Stored items from a collection:

— start —

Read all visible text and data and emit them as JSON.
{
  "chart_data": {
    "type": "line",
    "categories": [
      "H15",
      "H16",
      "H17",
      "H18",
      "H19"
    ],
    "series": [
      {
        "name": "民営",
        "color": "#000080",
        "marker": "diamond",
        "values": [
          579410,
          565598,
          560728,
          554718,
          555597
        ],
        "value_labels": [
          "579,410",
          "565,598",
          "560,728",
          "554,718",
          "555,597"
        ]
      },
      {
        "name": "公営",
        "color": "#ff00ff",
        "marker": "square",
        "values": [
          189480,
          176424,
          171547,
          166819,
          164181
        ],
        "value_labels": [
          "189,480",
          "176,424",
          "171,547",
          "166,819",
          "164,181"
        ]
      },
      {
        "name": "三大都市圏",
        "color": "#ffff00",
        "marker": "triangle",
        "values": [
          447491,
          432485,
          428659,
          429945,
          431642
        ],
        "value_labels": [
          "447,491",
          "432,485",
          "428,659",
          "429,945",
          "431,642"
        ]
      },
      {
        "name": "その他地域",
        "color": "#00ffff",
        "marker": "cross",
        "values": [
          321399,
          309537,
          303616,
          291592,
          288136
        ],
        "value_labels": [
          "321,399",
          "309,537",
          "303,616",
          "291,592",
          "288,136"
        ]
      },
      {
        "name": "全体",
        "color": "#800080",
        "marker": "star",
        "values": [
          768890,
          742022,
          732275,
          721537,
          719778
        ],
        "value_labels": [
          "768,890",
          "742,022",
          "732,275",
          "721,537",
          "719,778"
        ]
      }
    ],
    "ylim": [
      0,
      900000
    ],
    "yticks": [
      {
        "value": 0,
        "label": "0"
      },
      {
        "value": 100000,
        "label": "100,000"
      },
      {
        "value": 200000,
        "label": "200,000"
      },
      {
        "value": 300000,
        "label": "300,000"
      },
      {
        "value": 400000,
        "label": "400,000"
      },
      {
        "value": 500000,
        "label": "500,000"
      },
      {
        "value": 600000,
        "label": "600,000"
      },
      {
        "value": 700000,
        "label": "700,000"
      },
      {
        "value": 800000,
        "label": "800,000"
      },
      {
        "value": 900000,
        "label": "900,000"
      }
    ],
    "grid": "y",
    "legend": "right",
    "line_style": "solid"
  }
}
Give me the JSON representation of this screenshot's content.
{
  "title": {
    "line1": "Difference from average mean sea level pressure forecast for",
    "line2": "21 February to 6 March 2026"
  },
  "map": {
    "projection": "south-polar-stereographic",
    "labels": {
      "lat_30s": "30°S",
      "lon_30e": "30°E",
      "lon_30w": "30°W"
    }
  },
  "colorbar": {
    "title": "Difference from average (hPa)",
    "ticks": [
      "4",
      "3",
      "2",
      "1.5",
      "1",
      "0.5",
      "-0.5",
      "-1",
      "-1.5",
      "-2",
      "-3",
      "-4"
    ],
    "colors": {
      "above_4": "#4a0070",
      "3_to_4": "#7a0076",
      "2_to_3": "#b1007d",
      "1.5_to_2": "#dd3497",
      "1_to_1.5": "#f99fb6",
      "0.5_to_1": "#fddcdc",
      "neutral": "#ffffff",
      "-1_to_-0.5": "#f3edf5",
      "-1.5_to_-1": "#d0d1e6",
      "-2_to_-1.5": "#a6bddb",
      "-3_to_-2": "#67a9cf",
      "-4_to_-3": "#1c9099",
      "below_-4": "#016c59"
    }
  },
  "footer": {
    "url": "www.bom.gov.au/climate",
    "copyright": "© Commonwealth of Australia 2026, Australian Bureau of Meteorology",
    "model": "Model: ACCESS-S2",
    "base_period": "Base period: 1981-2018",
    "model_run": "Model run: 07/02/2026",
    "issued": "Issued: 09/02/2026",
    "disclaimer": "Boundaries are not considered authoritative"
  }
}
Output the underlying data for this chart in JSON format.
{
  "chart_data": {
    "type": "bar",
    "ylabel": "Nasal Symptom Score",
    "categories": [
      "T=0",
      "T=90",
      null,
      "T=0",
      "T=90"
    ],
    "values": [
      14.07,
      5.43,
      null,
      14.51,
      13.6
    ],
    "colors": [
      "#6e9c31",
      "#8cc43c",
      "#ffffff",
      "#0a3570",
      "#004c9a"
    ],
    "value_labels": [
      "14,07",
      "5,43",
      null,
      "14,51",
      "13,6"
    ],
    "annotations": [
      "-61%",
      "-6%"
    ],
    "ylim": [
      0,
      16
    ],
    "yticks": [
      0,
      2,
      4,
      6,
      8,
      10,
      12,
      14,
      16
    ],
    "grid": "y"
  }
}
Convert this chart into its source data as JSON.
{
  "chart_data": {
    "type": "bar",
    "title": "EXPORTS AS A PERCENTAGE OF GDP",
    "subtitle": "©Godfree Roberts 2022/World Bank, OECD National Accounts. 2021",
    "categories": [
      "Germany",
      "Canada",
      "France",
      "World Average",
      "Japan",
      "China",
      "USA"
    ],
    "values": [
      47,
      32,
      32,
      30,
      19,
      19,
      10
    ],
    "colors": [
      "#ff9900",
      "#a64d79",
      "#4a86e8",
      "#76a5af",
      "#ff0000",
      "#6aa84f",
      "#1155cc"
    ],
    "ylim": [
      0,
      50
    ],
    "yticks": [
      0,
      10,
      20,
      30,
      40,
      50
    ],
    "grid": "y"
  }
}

— end —

◆ DIRECTIONS: Search the listing above for the string "Difference". Copy every line that contains it.

◆ RESULT:
    "line1": "Difference from average mean sea level pressure forecast for",
    "title": "Difference from average (hPa)",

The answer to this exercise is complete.